**TASK:**
From the listing that follows, extract every line and set it down unaltered.

Figure collection entries:
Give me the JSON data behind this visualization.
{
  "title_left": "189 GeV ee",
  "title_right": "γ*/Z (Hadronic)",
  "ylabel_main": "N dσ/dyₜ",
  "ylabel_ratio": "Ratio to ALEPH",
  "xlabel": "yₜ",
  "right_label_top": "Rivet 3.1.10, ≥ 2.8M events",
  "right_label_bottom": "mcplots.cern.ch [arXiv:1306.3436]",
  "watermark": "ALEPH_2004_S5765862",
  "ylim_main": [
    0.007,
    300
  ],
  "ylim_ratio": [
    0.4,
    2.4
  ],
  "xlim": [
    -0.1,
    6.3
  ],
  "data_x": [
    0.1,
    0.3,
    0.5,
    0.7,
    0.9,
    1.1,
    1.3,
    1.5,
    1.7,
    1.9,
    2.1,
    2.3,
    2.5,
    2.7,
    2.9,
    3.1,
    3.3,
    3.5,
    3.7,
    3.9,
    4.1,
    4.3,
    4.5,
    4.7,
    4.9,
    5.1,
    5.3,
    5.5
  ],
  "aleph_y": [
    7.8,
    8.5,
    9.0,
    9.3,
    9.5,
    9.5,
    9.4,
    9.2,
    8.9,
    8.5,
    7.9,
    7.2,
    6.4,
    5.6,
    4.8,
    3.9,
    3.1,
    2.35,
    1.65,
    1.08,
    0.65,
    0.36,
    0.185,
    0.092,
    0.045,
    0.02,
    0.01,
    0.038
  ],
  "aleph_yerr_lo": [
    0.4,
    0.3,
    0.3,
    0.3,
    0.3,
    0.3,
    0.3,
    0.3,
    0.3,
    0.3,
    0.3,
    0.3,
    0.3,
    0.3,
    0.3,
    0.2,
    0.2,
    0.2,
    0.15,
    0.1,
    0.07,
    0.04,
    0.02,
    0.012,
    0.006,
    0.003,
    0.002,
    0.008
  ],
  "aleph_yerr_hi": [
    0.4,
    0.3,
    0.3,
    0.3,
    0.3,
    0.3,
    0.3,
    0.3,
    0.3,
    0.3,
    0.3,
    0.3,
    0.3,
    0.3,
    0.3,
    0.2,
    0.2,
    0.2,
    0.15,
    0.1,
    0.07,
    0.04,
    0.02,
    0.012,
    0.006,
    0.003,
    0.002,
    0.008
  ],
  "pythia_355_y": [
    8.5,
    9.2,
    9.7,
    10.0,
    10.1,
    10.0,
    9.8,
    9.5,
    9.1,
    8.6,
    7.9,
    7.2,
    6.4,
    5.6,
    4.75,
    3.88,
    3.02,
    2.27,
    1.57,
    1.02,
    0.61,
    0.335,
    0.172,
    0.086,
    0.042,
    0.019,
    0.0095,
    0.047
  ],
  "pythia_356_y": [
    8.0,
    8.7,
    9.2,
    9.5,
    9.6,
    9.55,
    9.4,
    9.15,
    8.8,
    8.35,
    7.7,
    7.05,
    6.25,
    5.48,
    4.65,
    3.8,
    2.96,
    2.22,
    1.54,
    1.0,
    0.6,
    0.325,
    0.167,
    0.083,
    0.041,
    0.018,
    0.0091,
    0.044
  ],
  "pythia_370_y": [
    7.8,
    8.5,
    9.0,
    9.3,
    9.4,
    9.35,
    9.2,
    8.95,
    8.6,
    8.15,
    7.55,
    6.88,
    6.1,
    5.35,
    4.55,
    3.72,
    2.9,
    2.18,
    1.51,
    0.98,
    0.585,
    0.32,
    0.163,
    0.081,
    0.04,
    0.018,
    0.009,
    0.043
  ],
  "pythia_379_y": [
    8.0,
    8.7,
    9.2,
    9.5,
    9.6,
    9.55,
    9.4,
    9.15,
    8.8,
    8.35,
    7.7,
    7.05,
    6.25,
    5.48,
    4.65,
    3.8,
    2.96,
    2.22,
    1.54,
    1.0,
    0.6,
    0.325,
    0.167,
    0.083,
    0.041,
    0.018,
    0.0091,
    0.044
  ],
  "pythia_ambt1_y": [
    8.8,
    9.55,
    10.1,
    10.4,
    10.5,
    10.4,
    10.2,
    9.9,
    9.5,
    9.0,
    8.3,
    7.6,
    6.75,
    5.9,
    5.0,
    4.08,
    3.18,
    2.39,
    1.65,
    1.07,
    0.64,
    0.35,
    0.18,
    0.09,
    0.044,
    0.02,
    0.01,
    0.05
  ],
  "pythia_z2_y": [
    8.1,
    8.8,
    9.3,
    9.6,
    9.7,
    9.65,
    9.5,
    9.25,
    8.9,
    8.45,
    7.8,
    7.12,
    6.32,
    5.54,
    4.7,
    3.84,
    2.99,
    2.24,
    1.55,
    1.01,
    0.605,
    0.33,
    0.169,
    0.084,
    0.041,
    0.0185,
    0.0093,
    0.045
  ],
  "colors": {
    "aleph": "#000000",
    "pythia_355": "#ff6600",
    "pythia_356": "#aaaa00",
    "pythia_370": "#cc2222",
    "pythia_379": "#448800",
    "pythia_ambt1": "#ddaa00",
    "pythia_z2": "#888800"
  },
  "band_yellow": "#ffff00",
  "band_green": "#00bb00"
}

**OUTPUT BELOW:**
Give me the JSON data behind this visualization.
{
  "title_left": "189 GeV ee",
  "title_right": "γ*/Z (Hadronic)",
  "ylabel_main": "N dσ/dyₜ",
  "ylabel_ratio": "Ratio to ALEPH",
  "xlabel": "yₜ",
  "right_label_top": "Rivet 3.1.10, ≥ 2.8M events",
  "right_label_bottom": "mcplots.cern.ch [arXiv:1306.3436]",
  "watermark": "ALEPH_2004_S5765862",
  "ylim_main": [
    0.007,
    300
  ],
  "ylim_ratio": [
    0.4,
    2.4
  ],
  "xlim": [
    -0.1,
    6.3
  ],
  "data_x": [
    0.1,
    0.3,
    0.5,
    0.7,
    0.9,
    1.1,
    1.3,
    1.5,
    1.7,
    1.9,
    2.1,
    2.3,
    2.5,
    2.7,
    2.9,
    3.1,
    3.3,
    3.5,
    3.7,
    3.9,
    4.1,
    4.3,
    4.5,
    4.7,
    4.9,
    5.1,
    5.3,
    5.5
  ],
  "aleph_y": [
    7.8,
    8.5,
    9.0,
    9.3,
    9.5,
    9.5,
    9.4,
    9.2,
    8.9,
    8.5,
    7.9,
    7.2,
    6.4,
    5.6,
    4.8,
    3.9,
    3.1,
    2.35,
    1.65,
    1.08,
    0.65,
    0.36,
    0.185,
    0.092,
    0.045,
    0.02,
    0.01,
    0.038
  ],
  "aleph_yerr_lo": [
    0.4,
    0.3,
    0.3,
    0.3,
    0.3,
    0.3,
    0.3,
    0.3,
    0.3,
    0.3,
    0.3,
    0.3,
    0.3,
    0.3,
    0.3,
    0.2,
    0.2,
    0.2,
    0.15,
    0.1,
    0.07,
    0.04,
    0.02,
    0.012,
    0.006,
    0.003,
    0.002,
    0.008
  ],
  "aleph_yerr_hi": [
    0.4,
    0.3,
    0.3,
    0.3,
    0.3,
    0.3,
    0.3,
    0.3,
    0.3,
    0.3,
    0.3,
    0.3,
    0.3,
    0.3,
    0.3,
    0.2,
    0.2,
    0.2,
    0.15,
    0.1,
    0.07,
    0.04,
    0.02,
    0.012,
    0.006,
    0.003,
    0.002,
    0.008
  ],
  "pythia_355_y": [
    8.5,
    9.2,
    9.7,
    10.0,
    10.1,
    10.0,
    9.8,
    9.5,
    9.1,
    8.6,
    7.9,
    7.2,
    6.4,
    5.6,
    4.75,
    3.88,
    3.02,
    2.27,
    1.57,
    1.02,
    0.61,
    0.335,
    0.172,
    0.086,
    0.042,
    0.019,
    0.0095,
    0.047
  ],
  "pythia_356_y": [
    8.0,
    8.7,
    9.2,
    9.5,
    9.6,
    9.55,
    9.4,
    9.15,
    8.8,
    8.35,
    7.7,
    7.05,
    6.25,
    5.48,
    4.65,
    3.8,
    2.96,
    2.22,
    1.54,
    1.0,
    0.6,
    0.325,
    0.167,
    0.083,
    0.041,
    0.018,
    0.0091,
    0.044
  ],
  "pythia_370_y": [
    7.8,
    8.5,
    9.0,
    9.3,
    9.4,
    9.35,
    9.2,
    8.95,
    8.6,
    8.15,
    7.55,
    6.88,
    6.1,
    5.35,
    4.55,
    3.72,
    2.9,
    2.18,
    1.51,
    0.98,
    0.585,
    0.32,
    0.163,
    0.081,
    0.04,
    0.018,
    0.009,
    0.043
  ],
  "pythia_379_y": [
    8.0,
    8.7,
    9.2,
    9.5,
    9.6,
    9.55,
    9.4,
    9.15,
    8.8,
    8.35,
    7.7,
    7.05,
    6.25,
    5.48,
    4.65,
    3.8,
    2.96,
    2.22,
    1.54,
    1.0,
    0.6,
    0.325,
    0.167,
    0.083,
    0.041,
    0.018,
    0.0091,
    0.044
  ],
  "pythia_ambt1_y": [
    8.8,
    9.55,
    10.1,
    10.4,
    10.5,
    10.4,
    10.2,
    9.9,
    9.5,
    9.0,
    8.3,
    7.6,
    6.75,
    5.9,
    5.0,
    4.08,
    3.18,
    2.39,
    1.65,
    1.07,
    0.64,
    0.35,
    0.18,
    0.09,
    0.044,
    0.02,
    0.01,
    0.05
  ],
  "pythia_z2_y": [
    8.1,
    8.8,
    9.3,
    9.6,
    9.7,
    9.65,
    9.5,
    9.25,
    8.9,
    8.45,
    7.8,
    7.12,
    6.32,
    5.54,
    4.7,
    3.84,
    2.99,
    2.24,
    1.55,
    1.01,
    0.605,
    0.33,
    0.169,
    0.084,
    0.041,
    0.0185,
    0.0093,
    0.045
  ],
  "colors": {
    "aleph": "#000000",
    "pythia_355": "#ff6600",
    "pythia_356": "#aaaa00",
    "pythia_370": "#cc2222",
    "pythia_379": "#448800",
    "pythia_ambt1": "#ddaa00",
    "pythia_z2": "#888800"
  },
  "band_yellow": "#ffff00",
  "band_green": "#00bb00"
}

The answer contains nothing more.